**Records for this exercise:**
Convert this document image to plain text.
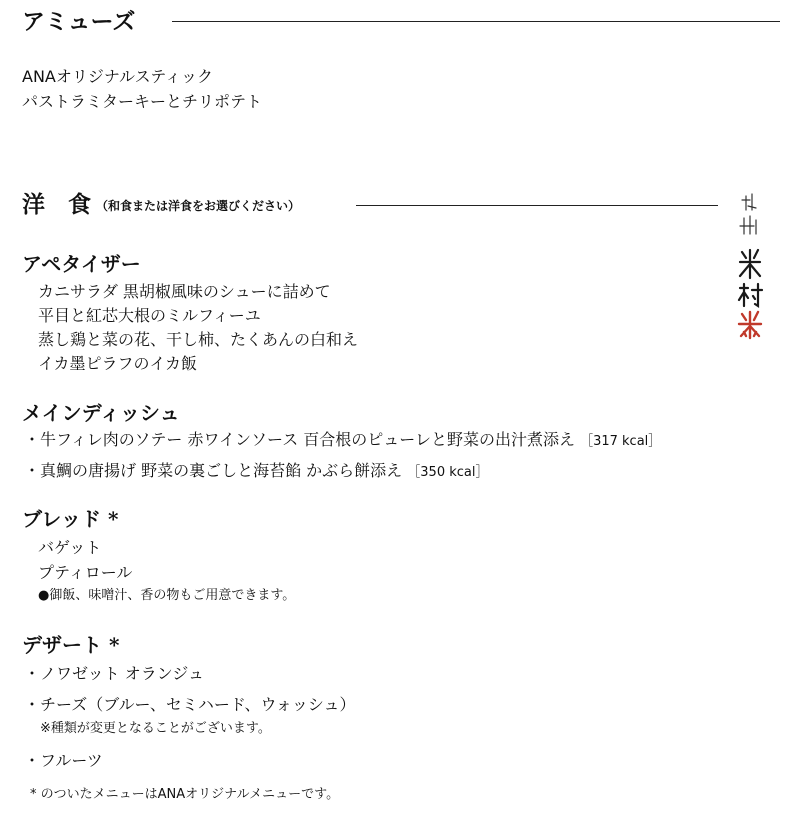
アミューズ
ANAオリジナルスティック
パストラミターキーとチリポテト
洋　食 （和食または洋食をお選びください）
アペタイザー
カニサラダ 黒胡椒風味のシューに詰めて
平目と紅芯大根のミルフィーユ
蒸し鶏と菜の花、干し柿、たくあんの白和え
イカ墨ピラフのイカ飯
メインディッシュ
・牛フィレ肉のソテー 赤ワインソース 百合根のピューレと野菜の出汁煮添え ［317 kcal］
・真鯛の唐揚げ 野菜の裏ごしと海苔餡 かぶら餅添え ［350 kcal］
ブレッド *
バゲット
プティロール
●御飯、味噌汁、香の物もご用意できます。
デザート *
・ノワゼット オランジュ
・チーズ（ブルー、セミハード、ウォッシュ）
※種類が変更となることがございます。
・フルーツ
* のついたメニューはANAオリジナルメニューです。
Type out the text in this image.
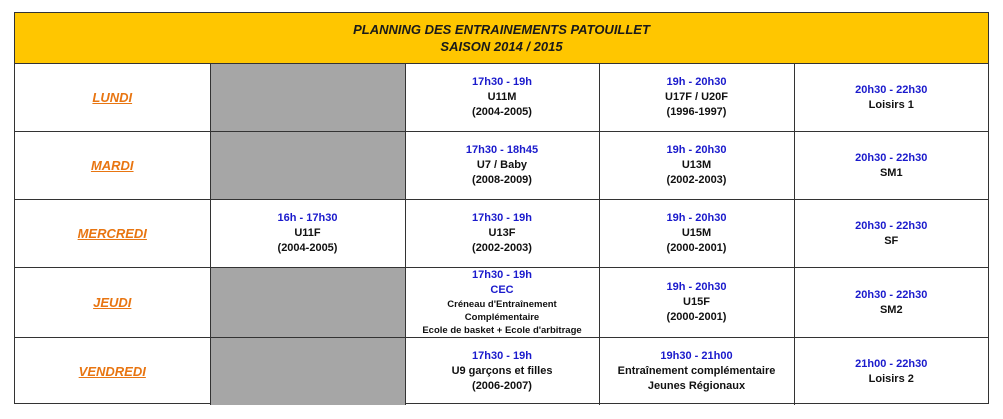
PLANNING DES ENTRAINEMENTS PATOUILLET
SAISON 2014 / 2015
LUNDI		17h30 - 19h
U11M
(2004-2005)	19h - 20h30
U17F / U20F
(1996-1997)	20h30 - 22h30
Loisirs 1

MARDI		17h30 - 18h45
U7 / Baby
(2008-2009)	19h - 20h30
U13M
(2002-2003)	20h30 - 22h30
SM1

MERCREDI	16h - 17h30
U11F
(2004-2005)	17h30 - 19h
U13F
(2002-2003)	19h - 20h30
U15M
(2000-2001)	20h30 - 22h30
SF

JEUDI		17h30 - 19h
CEC
Créneau d'Entraînement
Complémentaire
Ecole de basket + Ecole d'arbitrage	19h - 20h30
U15F
(2000-2001)	20h30 - 22h30
SM2

VENDREDI		17h30 - 19h
U9 garçons et filles
(2006-2007)	19h30 - 21h00
Entraînement complémentaire
Jeunes Régionaux	21h00 - 22h30
Loisirs 2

**Objective:**
Transcribe all of the material exactly, leaving out whatever pictures it contains.

**Problem solution:**
Convert this document image to plain text.
アミューズ
ANAオリジナルスティック
パストラミターキーとチリポテト
洋　食 （和食または洋食をお選びください）
アペタイザー
カニサラダ 黒胡椒風味のシューに詰めて
平目と紅芯大根のミルフィーユ
蒸し鶏と菜の花、干し柿、たくあんの白和え
イカ墨ピラフのイカ飯
メインディッシュ
・牛フィレ肉のソテー 赤ワインソース 百合根のピューレと野菜の出汁煮添え ［317 kcal］
・真鯛の唐揚げ 野菜の裏ごしと海苔餡 かぶら餅添え ［350 kcal］
ブレッド *
バゲット
プティロール
●御飯、味噌汁、香の物もご用意できます。
デザート *
・ノワゼット オランジュ
・チーズ（ブルー、セミハード、ウォッシュ）
※種類が変更となることがございます。
・フルーツ
* のついたメニューはANAオリジナルメニューです。
Type out the text in this image.
PLANNING DES ENTRAINEMENTS PATOUILLET
SAISON 2014 / 2015
LUNDI		17h30 - 19h
U11M
(2004-2005)	19h - 20h30
U17F / U20F
(1996-1997)	20h30 - 22h30
Loisirs 1

MARDI		17h30 - 18h45
U7 / Baby
(2008-2009)	19h - 20h30
U13M
(2002-2003)	20h30 - 22h30
SM1

MERCREDI	16h - 17h30
U11F
(2004-2005)	17h30 - 19h
U13F
(2002-2003)	19h - 20h30
U15M
(2000-2001)	20h30 - 22h30
SF

JEUDI		17h30 - 19h
CEC
Créneau d'Entraînement
Complémentaire
Ecole de basket + Ecole d'arbitrage	19h - 20h30
U15F
(2000-2001)	20h30 - 22h30
SM2

VENDREDI		17h30 - 19h
U9 garçons et filles
(2006-2007)	19h30 - 21h00
Entraînement complémentaire
Jeunes Régionaux	21h00 - 22h30
Loisirs 2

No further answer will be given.